# Start of Task inputs

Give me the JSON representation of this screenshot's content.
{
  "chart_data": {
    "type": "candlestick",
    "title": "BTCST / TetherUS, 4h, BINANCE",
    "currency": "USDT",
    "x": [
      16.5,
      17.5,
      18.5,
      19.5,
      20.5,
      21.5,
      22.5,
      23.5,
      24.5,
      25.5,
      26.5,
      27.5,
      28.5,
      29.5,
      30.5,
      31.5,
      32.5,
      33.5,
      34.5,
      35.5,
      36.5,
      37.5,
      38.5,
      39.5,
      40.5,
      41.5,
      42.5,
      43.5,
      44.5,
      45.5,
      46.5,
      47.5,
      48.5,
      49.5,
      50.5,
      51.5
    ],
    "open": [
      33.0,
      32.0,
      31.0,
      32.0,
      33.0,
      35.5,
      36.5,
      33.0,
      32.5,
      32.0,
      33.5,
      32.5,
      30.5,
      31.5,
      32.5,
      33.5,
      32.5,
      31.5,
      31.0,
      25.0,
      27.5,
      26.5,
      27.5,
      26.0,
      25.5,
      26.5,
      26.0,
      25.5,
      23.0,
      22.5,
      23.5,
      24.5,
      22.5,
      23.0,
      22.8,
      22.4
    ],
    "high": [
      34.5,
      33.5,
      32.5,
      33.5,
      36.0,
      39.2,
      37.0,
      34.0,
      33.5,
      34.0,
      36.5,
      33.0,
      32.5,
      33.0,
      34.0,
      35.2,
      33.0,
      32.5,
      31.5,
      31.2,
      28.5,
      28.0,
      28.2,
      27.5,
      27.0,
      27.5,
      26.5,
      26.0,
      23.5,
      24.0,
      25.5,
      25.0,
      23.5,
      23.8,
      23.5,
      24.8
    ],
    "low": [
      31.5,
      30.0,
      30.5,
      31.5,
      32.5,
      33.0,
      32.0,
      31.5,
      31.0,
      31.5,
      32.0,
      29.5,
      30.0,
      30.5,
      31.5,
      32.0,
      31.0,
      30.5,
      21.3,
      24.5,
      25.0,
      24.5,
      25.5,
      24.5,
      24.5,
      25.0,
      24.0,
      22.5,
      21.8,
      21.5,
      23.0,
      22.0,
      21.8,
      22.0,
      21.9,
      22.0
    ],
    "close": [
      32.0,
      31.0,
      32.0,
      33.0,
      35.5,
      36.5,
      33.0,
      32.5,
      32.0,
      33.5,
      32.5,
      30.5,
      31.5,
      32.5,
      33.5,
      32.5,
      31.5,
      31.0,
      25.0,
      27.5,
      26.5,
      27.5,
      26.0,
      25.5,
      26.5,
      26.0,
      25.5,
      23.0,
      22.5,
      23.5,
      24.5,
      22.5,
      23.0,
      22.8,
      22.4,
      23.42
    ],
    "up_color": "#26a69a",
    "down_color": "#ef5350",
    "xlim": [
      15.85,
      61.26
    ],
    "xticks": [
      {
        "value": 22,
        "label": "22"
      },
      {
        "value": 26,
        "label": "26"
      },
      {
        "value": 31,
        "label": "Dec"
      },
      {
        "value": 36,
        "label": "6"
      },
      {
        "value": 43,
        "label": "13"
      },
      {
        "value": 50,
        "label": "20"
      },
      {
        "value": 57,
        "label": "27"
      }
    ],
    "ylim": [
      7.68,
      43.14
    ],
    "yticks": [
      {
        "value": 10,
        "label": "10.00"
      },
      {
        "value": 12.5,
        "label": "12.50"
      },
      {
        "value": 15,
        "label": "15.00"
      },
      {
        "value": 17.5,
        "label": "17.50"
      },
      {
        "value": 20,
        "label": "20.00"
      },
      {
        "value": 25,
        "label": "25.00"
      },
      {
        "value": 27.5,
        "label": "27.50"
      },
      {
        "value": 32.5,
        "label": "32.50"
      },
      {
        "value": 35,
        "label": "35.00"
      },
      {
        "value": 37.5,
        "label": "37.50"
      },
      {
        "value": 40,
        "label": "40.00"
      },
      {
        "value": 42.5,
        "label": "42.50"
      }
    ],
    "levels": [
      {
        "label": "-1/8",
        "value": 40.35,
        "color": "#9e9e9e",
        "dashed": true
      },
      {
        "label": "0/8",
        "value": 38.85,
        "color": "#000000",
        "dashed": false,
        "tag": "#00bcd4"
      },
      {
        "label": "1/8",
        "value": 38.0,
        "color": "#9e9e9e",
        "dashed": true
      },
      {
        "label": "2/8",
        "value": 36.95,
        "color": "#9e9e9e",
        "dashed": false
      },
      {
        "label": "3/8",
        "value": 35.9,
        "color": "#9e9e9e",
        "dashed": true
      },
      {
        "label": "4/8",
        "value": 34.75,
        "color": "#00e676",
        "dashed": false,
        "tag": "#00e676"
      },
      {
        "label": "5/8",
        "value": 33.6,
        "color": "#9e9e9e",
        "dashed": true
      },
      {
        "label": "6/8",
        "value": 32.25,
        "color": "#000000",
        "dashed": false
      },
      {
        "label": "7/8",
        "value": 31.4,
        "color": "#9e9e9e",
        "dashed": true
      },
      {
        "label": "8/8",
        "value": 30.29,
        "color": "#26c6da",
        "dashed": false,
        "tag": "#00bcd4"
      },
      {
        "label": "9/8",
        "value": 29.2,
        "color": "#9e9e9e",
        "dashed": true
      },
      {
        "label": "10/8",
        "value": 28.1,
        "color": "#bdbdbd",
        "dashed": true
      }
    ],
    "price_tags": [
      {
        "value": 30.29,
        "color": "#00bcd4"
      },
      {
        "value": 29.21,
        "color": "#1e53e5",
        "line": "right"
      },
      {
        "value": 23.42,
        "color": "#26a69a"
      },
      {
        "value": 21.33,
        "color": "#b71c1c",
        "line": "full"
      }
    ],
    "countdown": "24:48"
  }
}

# End of Task inputs

What is asked | Without leaving anything out, give the entries again exactly.

Worked answer |
Give me the JSON representation of this screenshot's content.
{
  "chart_data": {
    "type": "candlestick",
    "title": "BTCST / TetherUS, 4h, BINANCE",
    "currency": "USDT",
    "x": [
      16.5,
      17.5,
      18.5,
      19.5,
      20.5,
      21.5,
      22.5,
      23.5,
      24.5,
      25.5,
      26.5,
      27.5,
      28.5,
      29.5,
      30.5,
      31.5,
      32.5,
      33.5,
      34.5,
      35.5,
      36.5,
      37.5,
      38.5,
      39.5,
      40.5,
      41.5,
      42.5,
      43.5,
      44.5,
      45.5,
      46.5,
      47.5,
      48.5,
      49.5,
      50.5,
      51.5
    ],
    "open": [
      33.0,
      32.0,
      31.0,
      32.0,
      33.0,
      35.5,
      36.5,
      33.0,
      32.5,
      32.0,
      33.5,
      32.5,
      30.5,
      31.5,
      32.5,
      33.5,
      32.5,
      31.5,
      31.0,
      25.0,
      27.5,
      26.5,
      27.5,
      26.0,
      25.5,
      26.5,
      26.0,
      25.5,
      23.0,
      22.5,
      23.5,
      24.5,
      22.5,
      23.0,
      22.8,
      22.4
    ],
    "high": [
      34.5,
      33.5,
      32.5,
      33.5,
      36.0,
      39.2,
      37.0,
      34.0,
      33.5,
      34.0,
      36.5,
      33.0,
      32.5,
      33.0,
      34.0,
      35.2,
      33.0,
      32.5,
      31.5,
      31.2,
      28.5,
      28.0,
      28.2,
      27.5,
      27.0,
      27.5,
      26.5,
      26.0,
      23.5,
      24.0,
      25.5,
      25.0,
      23.5,
      23.8,
      23.5,
      24.8
    ],
    "low": [
      31.5,
      30.0,
      30.5,
      31.5,
      32.5,
      33.0,
      32.0,
      31.5,
      31.0,
      31.5,
      32.0,
      29.5,
      30.0,
      30.5,
      31.5,
      32.0,
      31.0,
      30.5,
      21.3,
      24.5,
      25.0,
      24.5,
      25.5,
      24.5,
      24.5,
      25.0,
      24.0,
      22.5,
      21.8,
      21.5,
      23.0,
      22.0,
      21.8,
      22.0,
      21.9,
      22.0
    ],
    "close": [
      32.0,
      31.0,
      32.0,
      33.0,
      35.5,
      36.5,
      33.0,
      32.5,
      32.0,
      33.5,
      32.5,
      30.5,
      31.5,
      32.5,
      33.5,
      32.5,
      31.5,
      31.0,
      25.0,
      27.5,
      26.5,
      27.5,
      26.0,
      25.5,
      26.5,
      26.0,
      25.5,
      23.0,
      22.5,
      23.5,
      24.5,
      22.5,
      23.0,
      22.8,
      22.4,
      23.42
    ],
    "up_color": "#26a69a",
    "down_color": "#ef5350",
    "xlim": [
      15.85,
      61.26
    ],
    "xticks": [
      {
        "value": 22,
        "label": "22"
      },
      {
        "value": 26,
        "label": "26"
      },
      {
        "value": 31,
        "label": "Dec"
      },
      {
        "value": 36,
        "label": "6"
      },
      {
        "value": 43,
        "label": "13"
      },
      {
        "value": 50,
        "label": "20"
      },
      {
        "value": 57,
        "label": "27"
      }
    ],
    "ylim": [
      7.68,
      43.14
    ],
    "yticks": [
      {
        "value": 10,
        "label": "10.00"
      },
      {
        "value": 12.5,
        "label": "12.50"
      },
      {
        "value": 15,
        "label": "15.00"
      },
      {
        "value": 17.5,
        "label": "17.50"
      },
      {
        "value": 20,
        "label": "20.00"
      },
      {
        "value": 25,
        "label": "25.00"
      },
      {
        "value": 27.5,
        "label": "27.50"
      },
      {
        "value": 32.5,
        "label": "32.50"
      },
      {
        "value": 35,
        "label": "35.00"
      },
      {
        "value": 37.5,
        "label": "37.50"
      },
      {
        "value": 40,
        "label": "40.00"
      },
      {
        "value": 42.5,
        "label": "42.50"
      }
    ],
    "levels": [
      {
        "label": "-1/8",
        "value": 40.35,
        "color": "#9e9e9e",
        "dashed": true
      },
      {
        "label": "0/8",
        "value": 38.85,
        "color": "#000000",
        "dashed": false,
        "tag": "#00bcd4"
      },
      {
        "label": "1/8",
        "value": 38.0,
        "color": "#9e9e9e",
        "dashed": true
      },
      {
        "label": "2/8",
        "value": 36.95,
        "color": "#9e9e9e",
        "dashed": false
      },
      {
        "label": "3/8",
        "value": 35.9,
        "color": "#9e9e9e",
        "dashed": true
      },
      {
        "label": "4/8",
        "value": 34.75,
        "color": "#00e676",
        "dashed": false,
        "tag": "#00e676"
      },
      {
        "label": "5/8",
        "value": 33.6,
        "color": "#9e9e9e",
        "dashed": true
      },
      {
        "label": "6/8",
        "value": 32.25,
        "color": "#000000",
        "dashed": false
      },
      {
        "label": "7/8",
        "value": 31.4,
        "color": "#9e9e9e",
        "dashed": true
      },
      {
        "label": "8/8",
        "value": 30.29,
        "color": "#26c6da",
        "dashed": false,
        "tag": "#00bcd4"
      },
      {
        "label": "9/8",
        "value": 29.2,
        "color": "#9e9e9e",
        "dashed": true
      },
      {
        "label": "10/8",
        "value": 28.1,
        "color": "#bdbdbd",
        "dashed": true
      }
    ],
    "price_tags": [
      {
        "value": 30.29,
        "color": "#00bcd4"
      },
      {
        "value": 29.21,
        "color": "#1e53e5",
        "line": "right"
      },
      {
        "value": 23.42,
        "color": "#26a69a"
      },
      {
        "value": 21.33,
        "color": "#b71c1c",
        "line": "full"
      }
    ],
    "countdown": "24:48"
  }
}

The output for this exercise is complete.